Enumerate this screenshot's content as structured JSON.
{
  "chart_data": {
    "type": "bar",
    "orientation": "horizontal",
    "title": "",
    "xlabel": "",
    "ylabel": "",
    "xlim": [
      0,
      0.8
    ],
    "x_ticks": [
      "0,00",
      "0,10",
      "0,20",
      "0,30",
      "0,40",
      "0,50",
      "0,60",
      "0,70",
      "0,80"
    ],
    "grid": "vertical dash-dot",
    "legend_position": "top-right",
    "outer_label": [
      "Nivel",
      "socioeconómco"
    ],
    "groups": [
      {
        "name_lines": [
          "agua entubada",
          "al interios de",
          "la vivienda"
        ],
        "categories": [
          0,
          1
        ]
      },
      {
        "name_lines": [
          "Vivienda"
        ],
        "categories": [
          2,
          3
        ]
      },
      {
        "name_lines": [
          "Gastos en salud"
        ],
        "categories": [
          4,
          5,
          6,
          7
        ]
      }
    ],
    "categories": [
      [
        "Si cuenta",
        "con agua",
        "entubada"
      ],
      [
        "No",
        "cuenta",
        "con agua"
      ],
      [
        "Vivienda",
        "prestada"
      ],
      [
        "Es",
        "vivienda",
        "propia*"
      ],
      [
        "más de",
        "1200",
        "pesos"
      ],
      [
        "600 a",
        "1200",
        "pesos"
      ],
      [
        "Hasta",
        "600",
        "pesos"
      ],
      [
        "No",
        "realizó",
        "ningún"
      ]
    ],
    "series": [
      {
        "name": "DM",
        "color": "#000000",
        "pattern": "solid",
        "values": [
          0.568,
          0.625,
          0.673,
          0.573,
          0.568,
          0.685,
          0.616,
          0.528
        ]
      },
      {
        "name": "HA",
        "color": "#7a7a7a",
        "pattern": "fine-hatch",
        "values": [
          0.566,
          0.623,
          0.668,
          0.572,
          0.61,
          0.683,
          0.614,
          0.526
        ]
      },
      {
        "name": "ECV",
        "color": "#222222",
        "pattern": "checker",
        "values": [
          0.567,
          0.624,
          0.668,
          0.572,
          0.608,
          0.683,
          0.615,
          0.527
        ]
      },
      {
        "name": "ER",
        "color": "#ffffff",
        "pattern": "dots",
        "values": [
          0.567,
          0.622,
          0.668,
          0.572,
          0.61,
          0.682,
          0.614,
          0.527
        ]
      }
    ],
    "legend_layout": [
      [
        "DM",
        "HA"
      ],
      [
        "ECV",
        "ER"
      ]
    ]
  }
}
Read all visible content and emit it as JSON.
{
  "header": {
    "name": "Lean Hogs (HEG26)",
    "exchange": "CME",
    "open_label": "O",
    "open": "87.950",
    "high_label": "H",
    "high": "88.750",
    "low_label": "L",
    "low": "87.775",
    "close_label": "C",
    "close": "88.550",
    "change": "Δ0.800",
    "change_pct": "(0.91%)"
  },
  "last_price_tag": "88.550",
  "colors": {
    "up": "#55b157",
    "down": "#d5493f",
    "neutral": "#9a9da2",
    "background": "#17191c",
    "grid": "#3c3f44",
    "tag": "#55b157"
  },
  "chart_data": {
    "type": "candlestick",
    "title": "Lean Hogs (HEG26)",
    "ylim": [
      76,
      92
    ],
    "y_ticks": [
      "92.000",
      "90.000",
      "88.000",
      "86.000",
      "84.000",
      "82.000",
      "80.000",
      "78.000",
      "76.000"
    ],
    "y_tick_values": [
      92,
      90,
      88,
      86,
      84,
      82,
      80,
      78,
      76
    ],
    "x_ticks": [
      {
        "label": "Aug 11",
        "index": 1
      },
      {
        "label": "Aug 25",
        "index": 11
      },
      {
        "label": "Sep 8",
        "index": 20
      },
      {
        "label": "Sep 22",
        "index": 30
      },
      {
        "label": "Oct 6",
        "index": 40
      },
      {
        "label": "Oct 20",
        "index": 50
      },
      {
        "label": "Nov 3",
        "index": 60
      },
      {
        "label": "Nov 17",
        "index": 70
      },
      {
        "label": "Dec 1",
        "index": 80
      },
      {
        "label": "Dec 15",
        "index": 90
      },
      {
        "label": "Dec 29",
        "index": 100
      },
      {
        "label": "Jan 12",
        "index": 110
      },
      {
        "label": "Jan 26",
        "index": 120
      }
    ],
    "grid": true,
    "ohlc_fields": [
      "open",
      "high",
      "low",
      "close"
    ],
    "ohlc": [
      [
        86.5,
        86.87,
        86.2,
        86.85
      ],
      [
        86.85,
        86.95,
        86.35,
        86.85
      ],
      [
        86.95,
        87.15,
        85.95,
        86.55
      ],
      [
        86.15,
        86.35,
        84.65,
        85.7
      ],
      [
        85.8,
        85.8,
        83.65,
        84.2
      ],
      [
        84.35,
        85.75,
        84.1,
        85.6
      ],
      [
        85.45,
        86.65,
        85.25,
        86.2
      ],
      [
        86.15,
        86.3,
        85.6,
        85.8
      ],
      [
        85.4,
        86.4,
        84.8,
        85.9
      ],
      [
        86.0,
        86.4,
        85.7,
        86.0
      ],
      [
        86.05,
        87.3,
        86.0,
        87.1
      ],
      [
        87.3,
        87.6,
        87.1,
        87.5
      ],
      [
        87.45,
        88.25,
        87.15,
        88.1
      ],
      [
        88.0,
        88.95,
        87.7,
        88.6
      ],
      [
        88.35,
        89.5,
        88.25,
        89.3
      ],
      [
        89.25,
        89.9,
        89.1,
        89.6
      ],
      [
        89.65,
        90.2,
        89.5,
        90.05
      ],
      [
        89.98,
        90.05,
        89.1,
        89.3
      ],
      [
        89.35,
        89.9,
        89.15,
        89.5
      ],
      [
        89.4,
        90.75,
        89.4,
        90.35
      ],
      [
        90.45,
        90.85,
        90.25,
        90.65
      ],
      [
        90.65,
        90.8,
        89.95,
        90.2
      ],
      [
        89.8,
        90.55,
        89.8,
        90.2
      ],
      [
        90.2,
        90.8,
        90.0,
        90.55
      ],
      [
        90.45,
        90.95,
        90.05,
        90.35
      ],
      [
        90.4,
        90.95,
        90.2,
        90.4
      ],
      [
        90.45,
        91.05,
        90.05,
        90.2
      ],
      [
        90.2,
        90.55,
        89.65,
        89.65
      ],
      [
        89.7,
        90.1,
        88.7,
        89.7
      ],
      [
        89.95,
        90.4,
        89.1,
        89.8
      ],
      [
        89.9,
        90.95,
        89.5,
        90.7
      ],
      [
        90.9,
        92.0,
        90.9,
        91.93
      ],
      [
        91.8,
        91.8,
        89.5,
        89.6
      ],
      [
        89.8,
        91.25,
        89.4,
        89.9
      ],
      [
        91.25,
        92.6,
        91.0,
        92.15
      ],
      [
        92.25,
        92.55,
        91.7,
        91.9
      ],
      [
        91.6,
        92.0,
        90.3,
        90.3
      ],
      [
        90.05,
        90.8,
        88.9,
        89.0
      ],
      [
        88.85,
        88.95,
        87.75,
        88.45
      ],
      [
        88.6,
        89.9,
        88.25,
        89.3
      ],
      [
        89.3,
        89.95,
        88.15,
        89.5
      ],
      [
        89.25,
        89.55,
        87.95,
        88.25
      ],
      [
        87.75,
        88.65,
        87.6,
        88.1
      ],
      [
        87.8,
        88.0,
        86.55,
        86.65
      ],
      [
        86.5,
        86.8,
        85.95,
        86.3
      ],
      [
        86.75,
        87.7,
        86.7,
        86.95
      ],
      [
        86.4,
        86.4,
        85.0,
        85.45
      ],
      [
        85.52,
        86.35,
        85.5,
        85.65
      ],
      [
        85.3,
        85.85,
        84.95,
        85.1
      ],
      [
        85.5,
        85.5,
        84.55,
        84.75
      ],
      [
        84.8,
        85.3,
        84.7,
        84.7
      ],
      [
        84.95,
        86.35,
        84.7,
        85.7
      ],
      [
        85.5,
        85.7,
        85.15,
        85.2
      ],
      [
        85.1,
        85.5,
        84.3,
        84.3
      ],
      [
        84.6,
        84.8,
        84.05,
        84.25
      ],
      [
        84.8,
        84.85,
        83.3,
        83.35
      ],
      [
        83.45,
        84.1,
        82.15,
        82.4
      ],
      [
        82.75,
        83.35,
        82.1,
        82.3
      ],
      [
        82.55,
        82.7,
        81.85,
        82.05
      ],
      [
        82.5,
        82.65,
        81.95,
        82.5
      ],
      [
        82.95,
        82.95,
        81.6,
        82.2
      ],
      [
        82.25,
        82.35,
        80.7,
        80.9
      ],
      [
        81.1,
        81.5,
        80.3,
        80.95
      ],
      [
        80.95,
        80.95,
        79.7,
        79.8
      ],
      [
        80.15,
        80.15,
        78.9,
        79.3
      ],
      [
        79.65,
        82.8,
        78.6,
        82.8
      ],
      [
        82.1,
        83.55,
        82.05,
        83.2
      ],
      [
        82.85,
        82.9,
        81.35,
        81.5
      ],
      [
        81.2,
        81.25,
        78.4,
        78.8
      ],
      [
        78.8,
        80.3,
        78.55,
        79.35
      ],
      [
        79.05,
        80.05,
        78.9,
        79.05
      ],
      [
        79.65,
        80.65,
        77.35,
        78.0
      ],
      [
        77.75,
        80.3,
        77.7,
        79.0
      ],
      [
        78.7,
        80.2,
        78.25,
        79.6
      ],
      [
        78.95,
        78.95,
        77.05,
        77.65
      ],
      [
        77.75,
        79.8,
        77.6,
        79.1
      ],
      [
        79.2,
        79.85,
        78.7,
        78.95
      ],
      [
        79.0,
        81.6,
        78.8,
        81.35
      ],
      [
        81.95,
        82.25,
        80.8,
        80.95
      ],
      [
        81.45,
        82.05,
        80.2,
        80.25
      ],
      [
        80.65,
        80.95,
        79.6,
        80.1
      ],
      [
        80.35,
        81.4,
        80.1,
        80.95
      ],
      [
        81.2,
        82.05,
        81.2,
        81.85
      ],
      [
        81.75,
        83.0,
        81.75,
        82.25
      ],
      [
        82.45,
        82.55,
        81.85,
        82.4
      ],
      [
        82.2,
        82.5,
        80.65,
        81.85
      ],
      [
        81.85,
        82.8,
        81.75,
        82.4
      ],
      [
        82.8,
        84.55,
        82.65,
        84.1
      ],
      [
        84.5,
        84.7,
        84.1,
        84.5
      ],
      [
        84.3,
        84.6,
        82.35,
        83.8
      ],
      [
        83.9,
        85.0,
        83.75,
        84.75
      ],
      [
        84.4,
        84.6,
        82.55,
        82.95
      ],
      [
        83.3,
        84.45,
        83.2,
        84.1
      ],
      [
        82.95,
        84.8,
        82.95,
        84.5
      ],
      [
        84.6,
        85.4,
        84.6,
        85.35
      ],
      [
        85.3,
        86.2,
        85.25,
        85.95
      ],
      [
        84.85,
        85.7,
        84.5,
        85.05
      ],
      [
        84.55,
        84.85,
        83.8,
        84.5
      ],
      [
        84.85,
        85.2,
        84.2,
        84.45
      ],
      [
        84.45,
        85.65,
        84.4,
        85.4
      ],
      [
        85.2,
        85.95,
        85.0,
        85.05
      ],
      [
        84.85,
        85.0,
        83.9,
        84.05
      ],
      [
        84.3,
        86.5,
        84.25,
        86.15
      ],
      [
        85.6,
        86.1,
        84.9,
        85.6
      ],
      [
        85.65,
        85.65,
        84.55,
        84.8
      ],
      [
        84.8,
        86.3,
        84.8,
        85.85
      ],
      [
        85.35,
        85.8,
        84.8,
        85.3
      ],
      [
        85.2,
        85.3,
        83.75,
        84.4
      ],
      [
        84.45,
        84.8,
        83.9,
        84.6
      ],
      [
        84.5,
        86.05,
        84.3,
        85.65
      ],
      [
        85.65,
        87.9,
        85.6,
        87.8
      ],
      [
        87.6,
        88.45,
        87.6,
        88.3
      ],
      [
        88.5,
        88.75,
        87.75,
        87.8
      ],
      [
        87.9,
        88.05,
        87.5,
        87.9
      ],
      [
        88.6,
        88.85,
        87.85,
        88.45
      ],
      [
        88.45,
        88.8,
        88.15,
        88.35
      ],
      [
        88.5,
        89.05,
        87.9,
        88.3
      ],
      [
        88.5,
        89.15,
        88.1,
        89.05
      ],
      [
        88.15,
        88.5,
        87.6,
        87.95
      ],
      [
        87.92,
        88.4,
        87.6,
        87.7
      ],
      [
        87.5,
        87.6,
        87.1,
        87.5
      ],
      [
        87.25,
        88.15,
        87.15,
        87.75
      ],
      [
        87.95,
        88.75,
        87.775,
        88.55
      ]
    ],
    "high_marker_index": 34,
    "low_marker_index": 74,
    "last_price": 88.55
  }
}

● **WHAT IS EXPECTED**: Say, as a single number and nothing more, how many lines of the entries contain the word "Hogs".

● **EXERCISE RESULT**: 2